>> start
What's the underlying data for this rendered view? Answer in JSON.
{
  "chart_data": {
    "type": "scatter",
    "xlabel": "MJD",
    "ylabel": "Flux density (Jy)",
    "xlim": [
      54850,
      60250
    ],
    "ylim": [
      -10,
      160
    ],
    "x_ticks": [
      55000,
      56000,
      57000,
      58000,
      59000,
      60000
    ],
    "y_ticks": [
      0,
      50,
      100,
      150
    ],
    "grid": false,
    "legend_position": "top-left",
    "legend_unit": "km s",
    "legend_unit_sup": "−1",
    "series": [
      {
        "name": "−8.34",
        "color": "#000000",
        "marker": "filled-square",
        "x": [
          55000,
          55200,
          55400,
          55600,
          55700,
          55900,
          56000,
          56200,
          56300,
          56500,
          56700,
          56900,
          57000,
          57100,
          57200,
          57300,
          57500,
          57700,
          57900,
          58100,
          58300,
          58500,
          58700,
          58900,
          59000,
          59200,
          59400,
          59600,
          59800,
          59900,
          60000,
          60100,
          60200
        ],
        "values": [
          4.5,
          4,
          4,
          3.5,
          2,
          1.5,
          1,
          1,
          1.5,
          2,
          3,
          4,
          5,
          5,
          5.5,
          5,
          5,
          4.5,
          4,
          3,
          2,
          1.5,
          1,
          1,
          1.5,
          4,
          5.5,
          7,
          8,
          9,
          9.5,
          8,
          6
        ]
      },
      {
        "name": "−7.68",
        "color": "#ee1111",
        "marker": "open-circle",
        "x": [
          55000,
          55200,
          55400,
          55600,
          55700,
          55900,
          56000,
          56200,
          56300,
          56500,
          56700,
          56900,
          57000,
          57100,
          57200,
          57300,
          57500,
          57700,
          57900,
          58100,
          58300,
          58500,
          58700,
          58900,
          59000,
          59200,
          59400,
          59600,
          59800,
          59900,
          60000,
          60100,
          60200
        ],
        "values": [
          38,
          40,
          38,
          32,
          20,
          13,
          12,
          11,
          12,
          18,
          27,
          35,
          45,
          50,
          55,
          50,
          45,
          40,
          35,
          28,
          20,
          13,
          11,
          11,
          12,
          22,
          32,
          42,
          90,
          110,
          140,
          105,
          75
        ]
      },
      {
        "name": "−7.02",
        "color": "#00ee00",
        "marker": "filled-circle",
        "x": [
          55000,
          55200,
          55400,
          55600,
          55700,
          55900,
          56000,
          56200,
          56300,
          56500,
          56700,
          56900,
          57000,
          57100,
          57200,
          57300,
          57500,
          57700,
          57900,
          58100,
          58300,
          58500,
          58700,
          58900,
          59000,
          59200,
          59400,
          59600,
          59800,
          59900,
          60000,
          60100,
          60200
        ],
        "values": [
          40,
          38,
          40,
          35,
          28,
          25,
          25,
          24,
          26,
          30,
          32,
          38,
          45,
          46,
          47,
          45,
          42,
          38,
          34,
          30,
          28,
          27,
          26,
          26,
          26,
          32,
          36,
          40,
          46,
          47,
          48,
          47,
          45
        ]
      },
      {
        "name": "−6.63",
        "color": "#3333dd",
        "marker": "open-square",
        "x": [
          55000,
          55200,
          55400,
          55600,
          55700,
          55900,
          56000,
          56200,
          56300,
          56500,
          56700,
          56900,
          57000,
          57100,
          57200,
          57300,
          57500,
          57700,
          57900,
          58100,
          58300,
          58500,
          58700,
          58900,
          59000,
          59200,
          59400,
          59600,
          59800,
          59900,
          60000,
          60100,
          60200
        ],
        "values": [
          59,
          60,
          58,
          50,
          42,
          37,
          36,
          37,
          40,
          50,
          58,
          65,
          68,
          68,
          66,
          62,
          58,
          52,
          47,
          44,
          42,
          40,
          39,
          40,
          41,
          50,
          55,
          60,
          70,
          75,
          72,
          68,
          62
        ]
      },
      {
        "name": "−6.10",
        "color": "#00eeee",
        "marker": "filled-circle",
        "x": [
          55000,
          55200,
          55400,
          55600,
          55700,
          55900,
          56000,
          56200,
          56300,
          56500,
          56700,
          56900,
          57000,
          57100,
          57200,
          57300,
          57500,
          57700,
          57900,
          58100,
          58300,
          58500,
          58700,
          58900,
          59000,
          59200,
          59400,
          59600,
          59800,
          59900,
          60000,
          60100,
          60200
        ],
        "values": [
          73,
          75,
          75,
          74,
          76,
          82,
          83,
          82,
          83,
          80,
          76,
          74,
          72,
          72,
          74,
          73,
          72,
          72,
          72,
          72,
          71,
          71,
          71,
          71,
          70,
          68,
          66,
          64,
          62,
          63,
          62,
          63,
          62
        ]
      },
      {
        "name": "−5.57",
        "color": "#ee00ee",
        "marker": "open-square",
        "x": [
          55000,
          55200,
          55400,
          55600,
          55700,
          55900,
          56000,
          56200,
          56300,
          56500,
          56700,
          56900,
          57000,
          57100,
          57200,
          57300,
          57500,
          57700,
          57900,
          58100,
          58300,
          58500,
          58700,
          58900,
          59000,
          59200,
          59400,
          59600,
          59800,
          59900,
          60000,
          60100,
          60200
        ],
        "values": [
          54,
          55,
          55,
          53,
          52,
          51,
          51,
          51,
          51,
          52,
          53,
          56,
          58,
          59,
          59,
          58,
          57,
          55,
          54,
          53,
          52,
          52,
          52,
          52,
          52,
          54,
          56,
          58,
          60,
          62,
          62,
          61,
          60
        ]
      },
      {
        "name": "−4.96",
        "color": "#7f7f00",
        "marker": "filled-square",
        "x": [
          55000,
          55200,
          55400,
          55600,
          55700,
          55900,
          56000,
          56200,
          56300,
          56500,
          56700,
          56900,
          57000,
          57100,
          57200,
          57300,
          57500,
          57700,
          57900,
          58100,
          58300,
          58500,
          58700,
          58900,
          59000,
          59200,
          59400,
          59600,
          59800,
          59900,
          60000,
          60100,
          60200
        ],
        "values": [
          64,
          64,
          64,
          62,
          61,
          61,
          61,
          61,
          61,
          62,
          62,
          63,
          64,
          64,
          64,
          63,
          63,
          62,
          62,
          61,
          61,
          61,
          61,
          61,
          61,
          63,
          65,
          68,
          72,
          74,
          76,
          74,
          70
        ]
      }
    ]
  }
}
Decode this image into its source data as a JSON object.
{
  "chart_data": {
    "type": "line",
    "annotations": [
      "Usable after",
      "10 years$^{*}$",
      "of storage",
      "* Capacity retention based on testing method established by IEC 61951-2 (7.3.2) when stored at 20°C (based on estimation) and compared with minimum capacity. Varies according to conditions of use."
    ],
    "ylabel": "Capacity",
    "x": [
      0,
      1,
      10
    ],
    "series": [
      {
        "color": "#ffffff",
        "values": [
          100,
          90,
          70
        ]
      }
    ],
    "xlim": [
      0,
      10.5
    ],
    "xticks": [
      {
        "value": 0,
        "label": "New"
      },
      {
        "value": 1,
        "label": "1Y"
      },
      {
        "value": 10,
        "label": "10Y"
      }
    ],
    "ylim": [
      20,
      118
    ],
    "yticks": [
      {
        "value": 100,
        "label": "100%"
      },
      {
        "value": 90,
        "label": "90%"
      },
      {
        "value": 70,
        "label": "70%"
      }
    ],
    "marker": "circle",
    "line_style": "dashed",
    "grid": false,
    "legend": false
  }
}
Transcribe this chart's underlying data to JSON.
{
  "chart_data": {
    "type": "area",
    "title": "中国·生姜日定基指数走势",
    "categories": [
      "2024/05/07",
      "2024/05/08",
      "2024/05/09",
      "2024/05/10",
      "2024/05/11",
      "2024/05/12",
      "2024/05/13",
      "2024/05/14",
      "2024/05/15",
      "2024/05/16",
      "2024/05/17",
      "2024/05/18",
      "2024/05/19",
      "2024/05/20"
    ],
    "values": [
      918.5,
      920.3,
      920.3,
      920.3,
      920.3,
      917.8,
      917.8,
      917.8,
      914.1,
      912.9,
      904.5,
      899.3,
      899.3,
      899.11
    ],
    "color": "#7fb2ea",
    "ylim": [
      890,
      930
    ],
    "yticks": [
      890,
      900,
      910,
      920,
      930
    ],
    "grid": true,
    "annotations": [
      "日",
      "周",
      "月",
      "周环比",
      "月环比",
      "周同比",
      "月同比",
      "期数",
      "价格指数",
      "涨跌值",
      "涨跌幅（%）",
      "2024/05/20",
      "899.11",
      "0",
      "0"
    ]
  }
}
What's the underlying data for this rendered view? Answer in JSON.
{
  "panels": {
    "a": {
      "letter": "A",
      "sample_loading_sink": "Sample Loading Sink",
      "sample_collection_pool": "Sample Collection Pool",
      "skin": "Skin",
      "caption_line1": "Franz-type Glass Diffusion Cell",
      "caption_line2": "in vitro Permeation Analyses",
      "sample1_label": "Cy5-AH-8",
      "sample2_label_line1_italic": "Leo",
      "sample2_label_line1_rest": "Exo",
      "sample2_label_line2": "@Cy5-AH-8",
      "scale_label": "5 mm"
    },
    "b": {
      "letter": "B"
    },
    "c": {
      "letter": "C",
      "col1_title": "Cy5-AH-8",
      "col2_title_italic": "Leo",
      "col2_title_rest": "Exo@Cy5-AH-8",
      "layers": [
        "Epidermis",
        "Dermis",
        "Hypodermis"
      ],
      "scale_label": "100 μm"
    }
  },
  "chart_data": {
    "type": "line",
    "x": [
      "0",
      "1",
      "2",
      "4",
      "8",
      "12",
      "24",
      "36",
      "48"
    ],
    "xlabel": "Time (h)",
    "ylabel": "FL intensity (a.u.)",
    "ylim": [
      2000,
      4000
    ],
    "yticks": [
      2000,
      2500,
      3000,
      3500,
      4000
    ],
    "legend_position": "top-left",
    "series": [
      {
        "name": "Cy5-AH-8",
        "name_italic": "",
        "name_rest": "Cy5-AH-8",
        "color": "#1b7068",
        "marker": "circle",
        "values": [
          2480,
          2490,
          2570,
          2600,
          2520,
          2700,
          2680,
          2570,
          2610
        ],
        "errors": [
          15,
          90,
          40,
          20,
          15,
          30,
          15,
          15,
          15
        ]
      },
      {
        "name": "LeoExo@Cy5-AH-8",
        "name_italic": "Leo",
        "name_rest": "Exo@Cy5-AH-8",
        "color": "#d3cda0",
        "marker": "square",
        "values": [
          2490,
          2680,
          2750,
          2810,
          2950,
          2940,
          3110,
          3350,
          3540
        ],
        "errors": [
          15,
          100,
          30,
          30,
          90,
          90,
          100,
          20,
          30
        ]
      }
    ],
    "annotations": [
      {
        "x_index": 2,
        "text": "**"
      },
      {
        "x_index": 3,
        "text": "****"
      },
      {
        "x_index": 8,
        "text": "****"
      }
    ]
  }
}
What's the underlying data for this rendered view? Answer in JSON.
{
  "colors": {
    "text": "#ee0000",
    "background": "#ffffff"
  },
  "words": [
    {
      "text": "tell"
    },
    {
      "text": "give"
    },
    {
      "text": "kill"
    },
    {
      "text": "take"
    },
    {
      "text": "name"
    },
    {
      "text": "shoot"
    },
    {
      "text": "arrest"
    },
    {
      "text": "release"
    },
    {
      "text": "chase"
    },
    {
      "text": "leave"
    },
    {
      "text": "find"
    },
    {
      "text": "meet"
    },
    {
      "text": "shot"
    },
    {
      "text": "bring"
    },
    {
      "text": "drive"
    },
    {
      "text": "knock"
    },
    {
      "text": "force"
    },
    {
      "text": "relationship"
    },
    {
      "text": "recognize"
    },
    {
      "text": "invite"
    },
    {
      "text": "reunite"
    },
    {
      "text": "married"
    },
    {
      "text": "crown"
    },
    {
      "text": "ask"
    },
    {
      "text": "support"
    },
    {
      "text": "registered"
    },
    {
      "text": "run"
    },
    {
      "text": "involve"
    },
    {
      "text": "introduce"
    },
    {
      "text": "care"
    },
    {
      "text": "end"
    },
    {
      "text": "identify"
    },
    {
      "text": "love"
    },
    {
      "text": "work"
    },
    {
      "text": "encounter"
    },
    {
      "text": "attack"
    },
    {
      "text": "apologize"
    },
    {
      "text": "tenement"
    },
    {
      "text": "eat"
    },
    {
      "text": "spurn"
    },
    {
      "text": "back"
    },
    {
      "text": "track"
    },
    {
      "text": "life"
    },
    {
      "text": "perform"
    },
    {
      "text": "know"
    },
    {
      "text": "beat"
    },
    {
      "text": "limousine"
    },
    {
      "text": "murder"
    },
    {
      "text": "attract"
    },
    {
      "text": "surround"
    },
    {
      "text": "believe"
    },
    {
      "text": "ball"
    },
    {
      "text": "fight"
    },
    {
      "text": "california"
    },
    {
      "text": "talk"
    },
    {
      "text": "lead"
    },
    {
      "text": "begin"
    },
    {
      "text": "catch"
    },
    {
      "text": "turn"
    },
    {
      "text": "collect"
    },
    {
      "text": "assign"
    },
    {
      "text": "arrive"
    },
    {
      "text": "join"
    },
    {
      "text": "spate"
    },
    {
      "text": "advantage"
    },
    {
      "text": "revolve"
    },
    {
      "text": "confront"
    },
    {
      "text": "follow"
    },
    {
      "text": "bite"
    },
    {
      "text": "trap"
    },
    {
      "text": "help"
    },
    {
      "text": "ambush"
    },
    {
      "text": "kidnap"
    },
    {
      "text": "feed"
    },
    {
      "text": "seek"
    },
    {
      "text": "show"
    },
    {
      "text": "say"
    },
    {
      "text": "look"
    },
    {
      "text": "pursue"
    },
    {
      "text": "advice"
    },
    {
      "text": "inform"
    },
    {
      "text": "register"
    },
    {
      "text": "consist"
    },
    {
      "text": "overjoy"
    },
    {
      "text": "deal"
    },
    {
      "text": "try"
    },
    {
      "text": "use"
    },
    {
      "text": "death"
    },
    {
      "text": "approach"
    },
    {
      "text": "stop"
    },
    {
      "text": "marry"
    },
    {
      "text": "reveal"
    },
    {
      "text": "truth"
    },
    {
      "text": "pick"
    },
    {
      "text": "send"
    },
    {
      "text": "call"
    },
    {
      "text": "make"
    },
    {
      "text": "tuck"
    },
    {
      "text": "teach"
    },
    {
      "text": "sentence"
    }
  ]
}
>> end
* **Instruction**: Find each line with the string "ylabel" and copy it out.

* **Full answer**:
    "ylabel": "Flux density (Jy)",
    "ylabel": "Capacity",
    "ylabel": "FL intensity (a.u.)",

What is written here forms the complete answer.